* [Objectives]
A) From the King Crimson album description, return the stretch from "Other copies -- my" through "do a shootout?" word for word.
B) Answer these questions from the King Crimson album description:
(i) Who compiled the collection, and for which label?
(ii) Which recut does the writer call a complete disaster?
(iii) In what year were the tapes whose Tubey Magic only the best vintage pressings are said to offer?
C) Summarize the King Crimson album description in two sentences.

* [Selected extract]
If you exclusively play modern repressings of vintage recordings, I can say without fear of contradiction that you have never heard this kind of sound on vinyl. Old records have it -- not often, and certainly not always -- but maybe one out of a hundred new records do, and those are some pretty long odds.

Subtitled "A Personal Collection compiled by Robert Fripp for EG Records"

No doubt one can find original British copies of the albums from which these songs are taken that sound better, but they tend to be quite expensive and extremely hard to find in clean condition. This gets you most of the more important King Crimson material in one handy 2 LP album.

The Polydor reissues we've played were passable at best, and the Editions EG recut is a complete disaster. I'm sure the cassette produced back in the day had better fidelity.

What The Best Sides Of The Young Person's Guide To King Crimson Have To Offer Is Not Hard To Hear

  • The biggest, most immediate staging in the largest acoustic space
  • The most Tubey Magic, without which you have almost nothing. CDs give you clean and clear. Only the best vintage vinyl pressings offer the kind of Tubey Magic that was on the tapes in 1976
  • Tight, note-like, rich, full-bodied bass, with the correct amount of weight down low
  • Natural tonality in the midrange -- with all the instruments having the correct timbre
  • Transparency and resolution, critical to hearing into the three-dimensional studio space

No doubt there's more but we hope that should do for now. Playing these records is the only way to hear all of the qualities we discuss above, and playing the best pressings against a pile of other copies under rigorously controlled conditions is the only way to find pressings that sound as good as thse two do.

Size and Space

One of the qualities that we don't talk about on the site nearly enough is the SIZE of the record's presentation. Some copies of the album just sound small -- they don't extend all the way to the outside edges of the speakers, and they don't seem to take up all the space from the floor to the ceiling. In addition, the sound can often be recessed, with a lack of presence and immediacy in the center.

Other copies -- my notes for these copies often read "BIG and BOLD" -- create a huge soundfield, with the music positively jumping out of the speakers. They're not brighter, they're not more aggressive, they're not hyped-up in any way, they're just bigger and clearer.

We often have to go back and downgrade the copies that we were initially impressed with in light of such a standout pressing. Who knew the recording could be that huge, spacious and three-dimensional? We sure didn't, not until we played the copy that had those qualities, and that copy might have been number 8 or 9 in the rotation. Think about it: if you had only seven copies, you might not have ever gotten to hear a copy that sounded so open and clear. And how many even dedicated audiophiles would have more than one or two clean original British copies with which to do a shootout?

One further point needs to be made: most of the time these very special pressings just plain rock harder. When you hear a copy do what this copy can, it's an entirely different -- and dare I say unforgettable -- listening experience.

What We're Listening For On A Young Person's Guide To King Crimson

  • Energy for starters. What could be more important than the life of the music?

* [Information provided]

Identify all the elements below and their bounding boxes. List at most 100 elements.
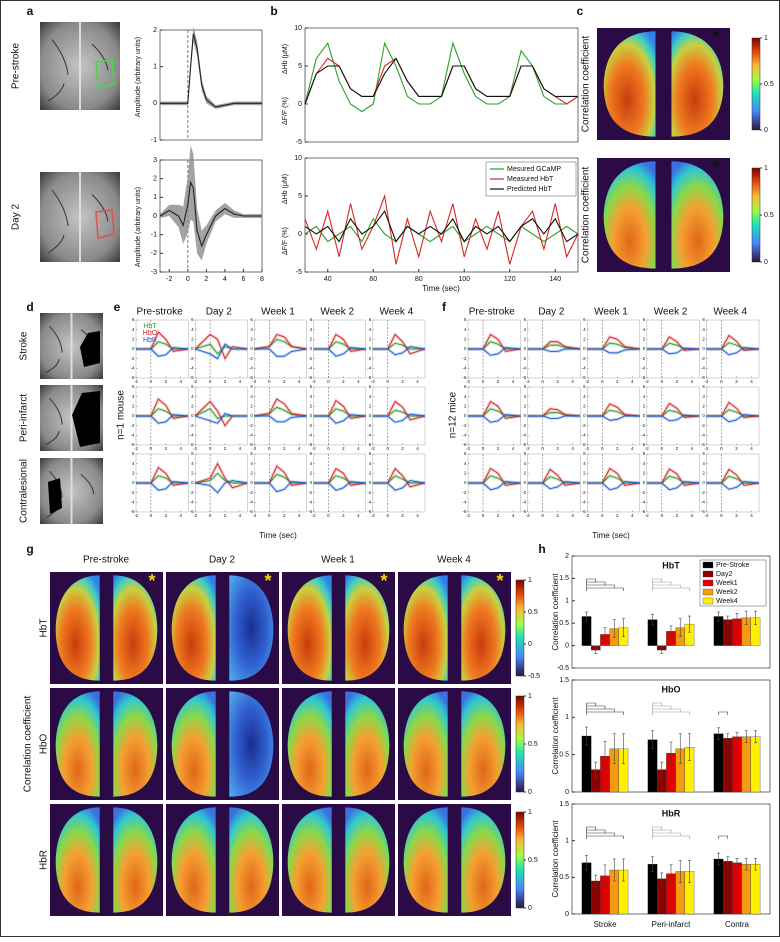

* [List of solutions]
A)
Other copies -- my notes for these copies often read "BIG and BOLD" -- create a huge soundfield, with the music positively jumping out of the speakers. They're not brighter, they're not more aggressive, they're not hyped-up in any way, they're just bigger and clearer.

We often have to go back and downgrade the copies that we were initially impressed with in light of such a standout pressing. Who knew the recording could be that huge, spacious and three-dimensional? We sure didn't, not until we played the copy that had those qualities, and that copy might have been number 8 or 9 in the rotation. Think about it: if you had only seven copies, you might not have ever gotten to hear a copy that sounded so open and clear. And how many even dedicated audiophiles would have more than one or two clean original British copies with which to do a shootout?

B)
(i) Robert Fripp, for EG Records.
(ii) The Editions EG recut.
(iii) 1976.

C) The Young Person's Guide To King Crimson, a 2 LP set compiled by Robert Fripp for EG Records, gathers most of the more important King Crimson material, and the writer calls the Polydor reissues passable at best and the Editions EG recut a complete disaster. The best pressings are praised for big, immediate staging, Tubey Magic, tight bass, natural midrange tonality and transparency, and the writer says that only by playing many copies against each other can one find the rare "BIG and BOLD" copies that sound bigger, clearer and rock harder.